__EXERCISE BRIEF__.
Extract the text of each entry below exactly, leaving every image behind.

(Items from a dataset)
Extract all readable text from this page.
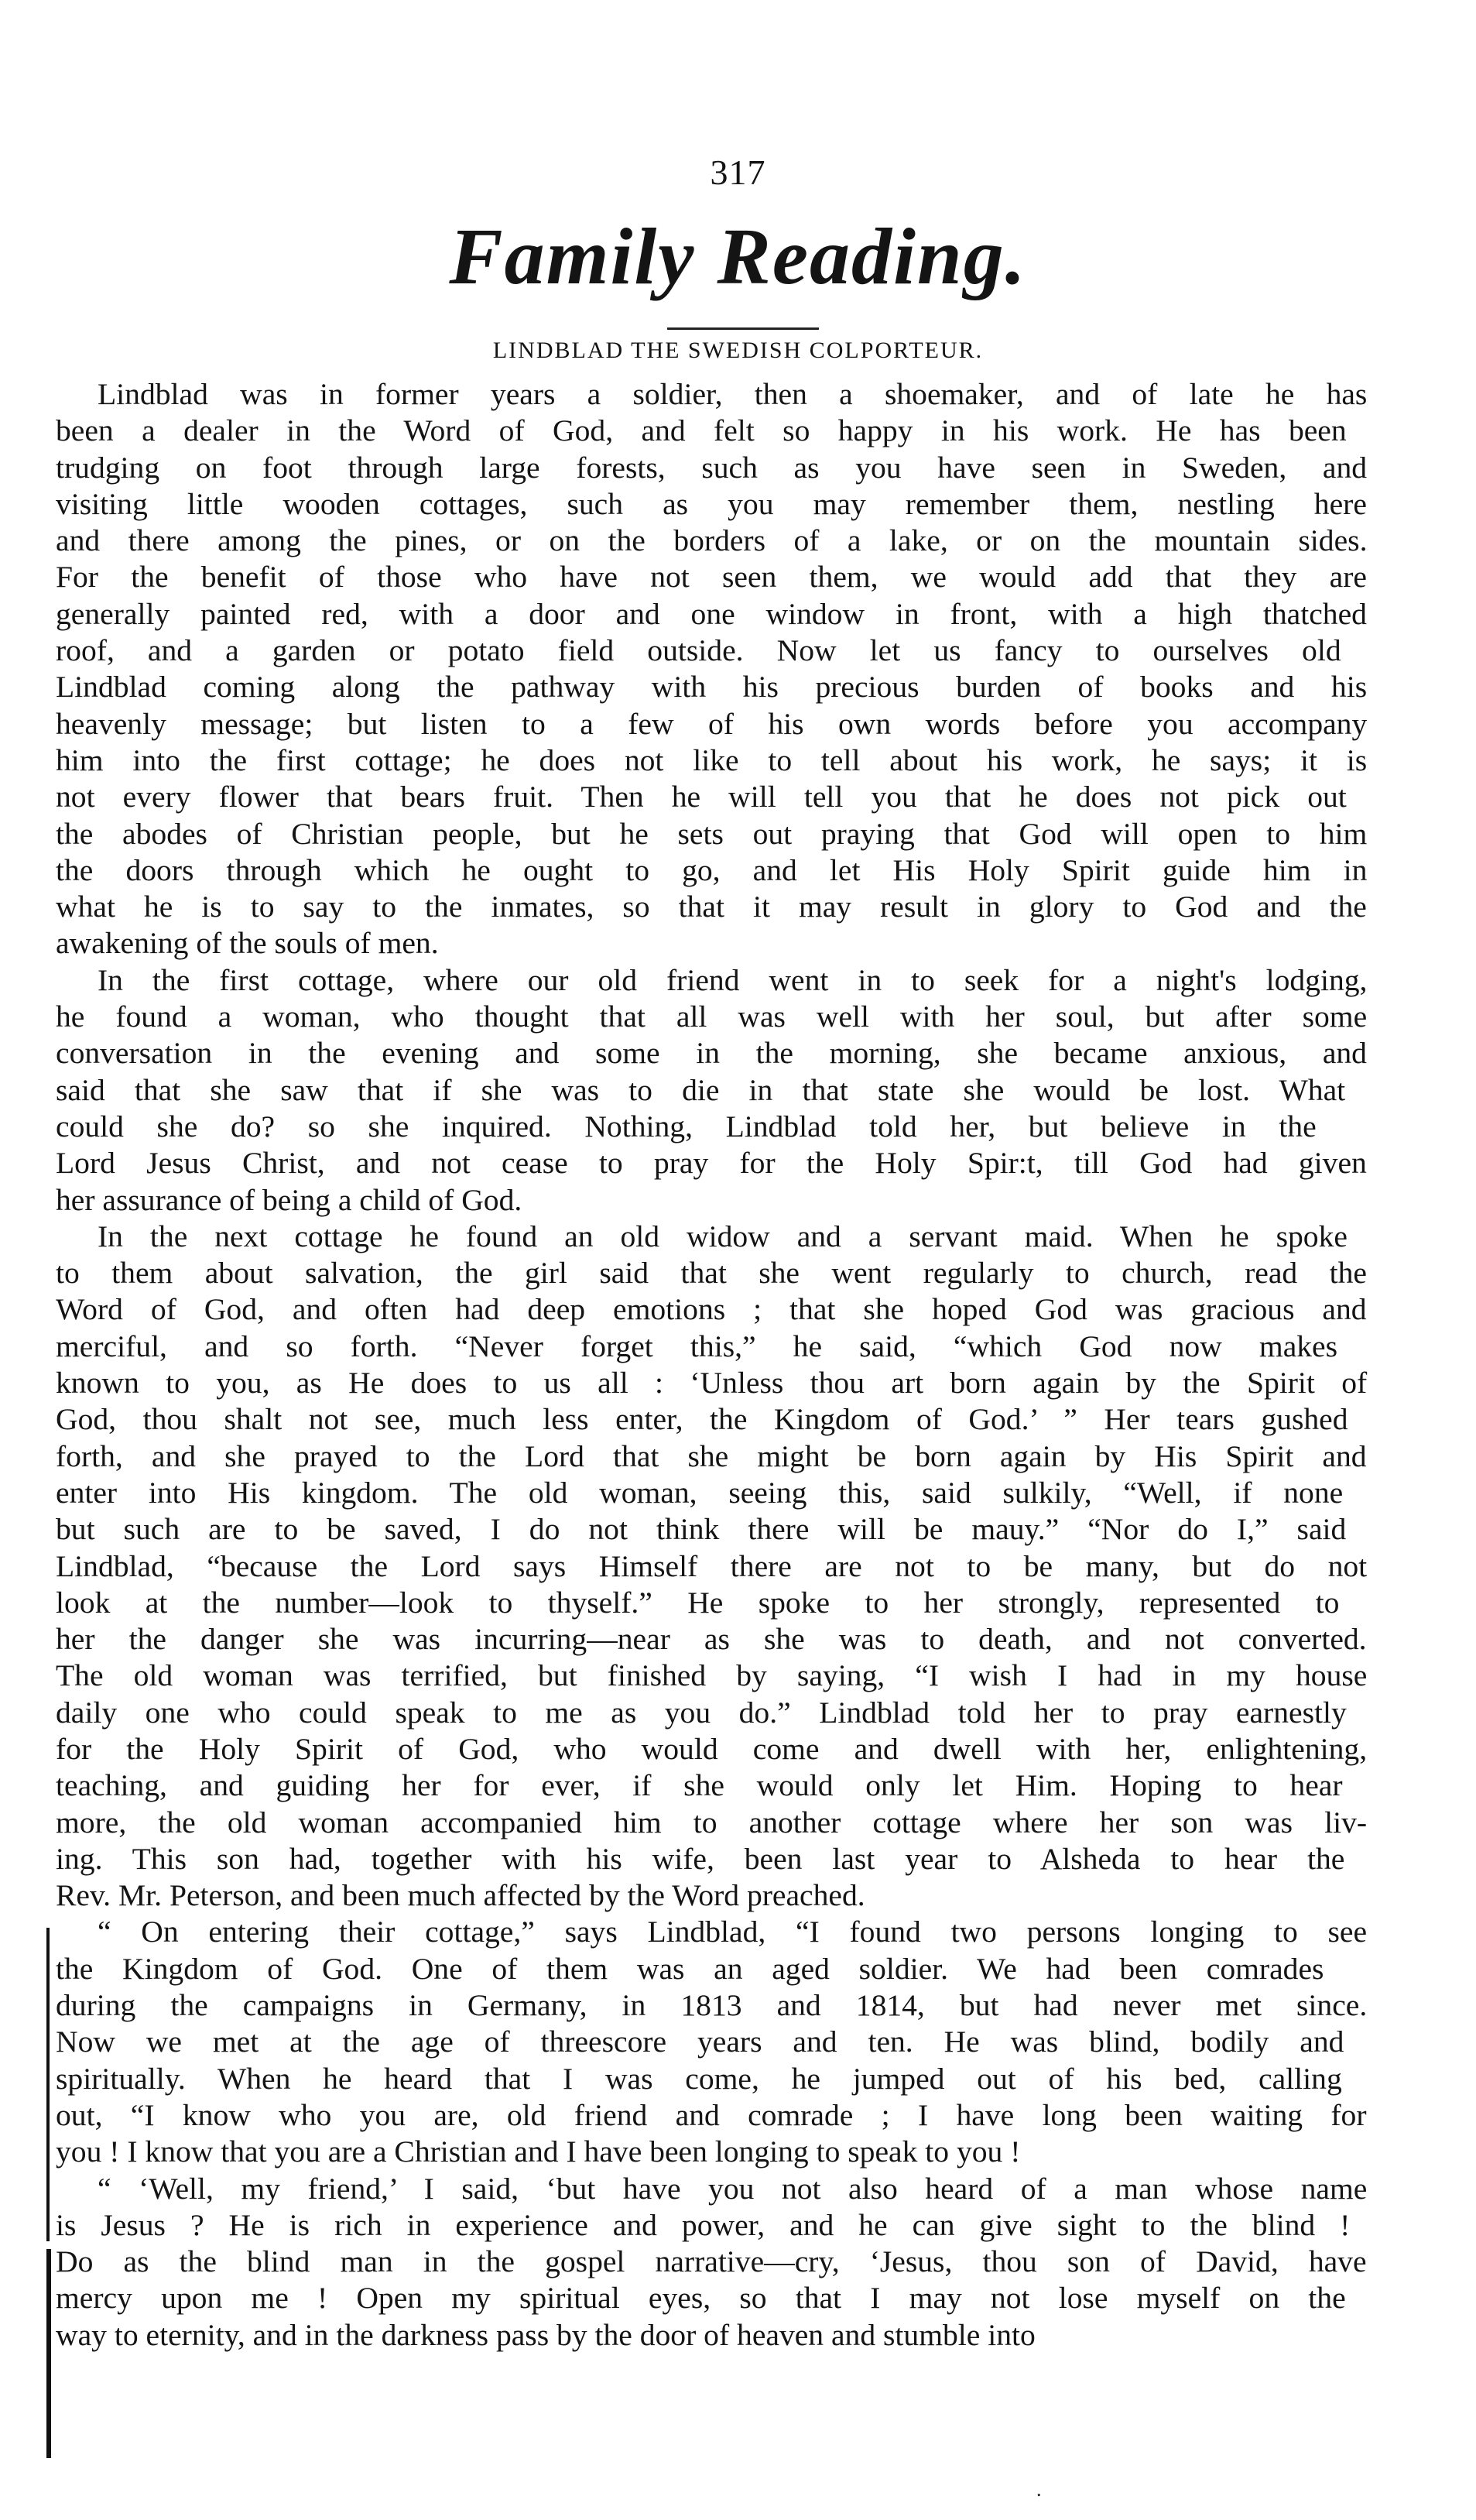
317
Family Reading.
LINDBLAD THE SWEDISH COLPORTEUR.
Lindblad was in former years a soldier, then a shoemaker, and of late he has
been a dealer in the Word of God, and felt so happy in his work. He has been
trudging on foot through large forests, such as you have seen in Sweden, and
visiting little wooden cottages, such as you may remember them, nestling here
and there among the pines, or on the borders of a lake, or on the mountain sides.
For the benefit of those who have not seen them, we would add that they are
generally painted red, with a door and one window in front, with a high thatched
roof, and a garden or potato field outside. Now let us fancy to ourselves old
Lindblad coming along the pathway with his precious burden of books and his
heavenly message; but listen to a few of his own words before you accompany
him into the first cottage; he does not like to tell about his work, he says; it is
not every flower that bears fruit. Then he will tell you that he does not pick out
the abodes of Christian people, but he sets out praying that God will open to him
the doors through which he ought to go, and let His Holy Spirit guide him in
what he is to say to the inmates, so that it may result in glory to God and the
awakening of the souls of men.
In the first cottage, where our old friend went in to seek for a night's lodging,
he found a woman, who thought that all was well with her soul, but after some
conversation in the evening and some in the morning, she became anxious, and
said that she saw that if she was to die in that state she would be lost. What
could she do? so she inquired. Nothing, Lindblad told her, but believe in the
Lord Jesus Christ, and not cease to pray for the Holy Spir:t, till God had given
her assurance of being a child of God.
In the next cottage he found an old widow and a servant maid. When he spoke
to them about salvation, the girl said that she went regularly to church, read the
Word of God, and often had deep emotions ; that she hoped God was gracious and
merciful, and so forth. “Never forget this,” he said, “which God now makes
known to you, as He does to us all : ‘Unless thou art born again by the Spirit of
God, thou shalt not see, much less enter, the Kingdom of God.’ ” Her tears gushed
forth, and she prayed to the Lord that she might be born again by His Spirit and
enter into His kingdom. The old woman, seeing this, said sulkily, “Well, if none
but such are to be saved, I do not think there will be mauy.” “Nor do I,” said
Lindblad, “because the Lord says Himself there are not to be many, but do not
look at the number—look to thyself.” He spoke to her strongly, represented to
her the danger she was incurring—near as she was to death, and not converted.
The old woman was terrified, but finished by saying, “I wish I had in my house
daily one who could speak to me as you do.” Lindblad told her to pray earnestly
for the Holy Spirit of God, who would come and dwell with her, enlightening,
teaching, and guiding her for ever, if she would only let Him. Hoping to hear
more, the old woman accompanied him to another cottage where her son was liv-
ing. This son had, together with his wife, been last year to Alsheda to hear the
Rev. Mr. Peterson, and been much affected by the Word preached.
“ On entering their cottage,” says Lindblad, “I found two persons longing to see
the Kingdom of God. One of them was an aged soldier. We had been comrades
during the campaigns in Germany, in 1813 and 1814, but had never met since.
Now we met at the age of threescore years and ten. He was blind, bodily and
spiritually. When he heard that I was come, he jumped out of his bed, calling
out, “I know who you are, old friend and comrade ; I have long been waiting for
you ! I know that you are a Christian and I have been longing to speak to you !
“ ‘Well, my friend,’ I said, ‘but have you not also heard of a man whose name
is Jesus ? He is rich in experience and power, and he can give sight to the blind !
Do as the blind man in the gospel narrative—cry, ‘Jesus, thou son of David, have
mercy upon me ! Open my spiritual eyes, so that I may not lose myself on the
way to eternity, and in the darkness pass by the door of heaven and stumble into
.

__SOLVED PROBLEM__.
Extract all readable text from this page.
317
Family Reading.
LINDBLAD THE SWEDISH COLPORTEUR.
Lindblad was in former years a soldier, then a shoemaker, and of late he has
been a dealer in the Word of God, and felt so happy in his work. He has been
trudging on foot through large forests, such as you have seen in Sweden, and
visiting little wooden cottages, such as you may remember them, nestling here
and there among the pines, or on the borders of a lake, or on the mountain sides.
For the benefit of those who have not seen them, we would add that they are
generally painted red, with a door and one window in front, with a high thatched
roof, and a garden or potato field outside. Now let us fancy to ourselves old
Lindblad coming along the pathway with his precious burden of books and his
heavenly message; but listen to a few of his own words before you accompany
him into the first cottage; he does not like to tell about his work, he says; it is
not every flower that bears fruit. Then he will tell you that he does not pick out
the abodes of Christian people, but he sets out praying that God will open to him
the doors through which he ought to go, and let His Holy Spirit guide him in
what he is to say to the inmates, so that it may result in glory to God and the
awakening of the souls of men.
In the first cottage, where our old friend went in to seek for a night's lodging,
he found a woman, who thought that all was well with her soul, but after some
conversation in the evening and some in the morning, she became anxious, and
said that she saw that if she was to die in that state she would be lost. What
could she do? so she inquired. Nothing, Lindblad told her, but believe in the
Lord Jesus Christ, and not cease to pray for the Holy Spir:t, till God had given
her assurance of being a child of God.
In the next cottage he found an old widow and a servant maid. When he spoke
to them about salvation, the girl said that she went regularly to church, read the
Word of God, and often had deep emotions ; that she hoped God was gracious and
merciful, and so forth. “Never forget this,” he said, “which God now makes
known to you, as He does to us all : ‘Unless thou art born again by the Spirit of
God, thou shalt not see, much less enter, the Kingdom of God.’ ” Her tears gushed
forth, and she prayed to the Lord that she might be born again by His Spirit and
enter into His kingdom. The old woman, seeing this, said sulkily, “Well, if none
but such are to be saved, I do not think there will be mauy.” “Nor do I,” said
Lindblad, “because the Lord says Himself there are not to be many, but do not
look at the number—look to thyself.” He spoke to her strongly, represented to
her the danger she was incurring—near as she was to death, and not converted.
The old woman was terrified, but finished by saying, “I wish I had in my house
daily one who could speak to me as you do.” Lindblad told her to pray earnestly
for the Holy Spirit of God, who would come and dwell with her, enlightening,
teaching, and guiding her for ever, if she would only let Him. Hoping to hear
more, the old woman accompanied him to another cottage where her son was liv-
ing. This son had, together with his wife, been last year to Alsheda to hear the
Rev. Mr. Peterson, and been much affected by the Word preached.
“ On entering their cottage,” says Lindblad, “I found two persons longing to see
the Kingdom of God. One of them was an aged soldier. We had been comrades
during the campaigns in Germany, in 1813 and 1814, but had never met since.
Now we met at the age of threescore years and ten. He was blind, bodily and
spiritually. When he heard that I was come, he jumped out of his bed, calling
out, “I know who you are, old friend and comrade ; I have long been waiting for
you ! I know that you are a Christian and I have been longing to speak to you !
“ ‘Well, my friend,’ I said, ‘but have you not also heard of a man whose name
is Jesus ? He is rich in experience and power, and he can give sight to the blind !
Do as the blind man in the gospel narrative—cry, ‘Jesus, thou son of David, have
mercy upon me ! Open my spiritual eyes, so that I may not lose myself on the
way to eternity, and in the darkness pass by the door of heaven and stumble into
.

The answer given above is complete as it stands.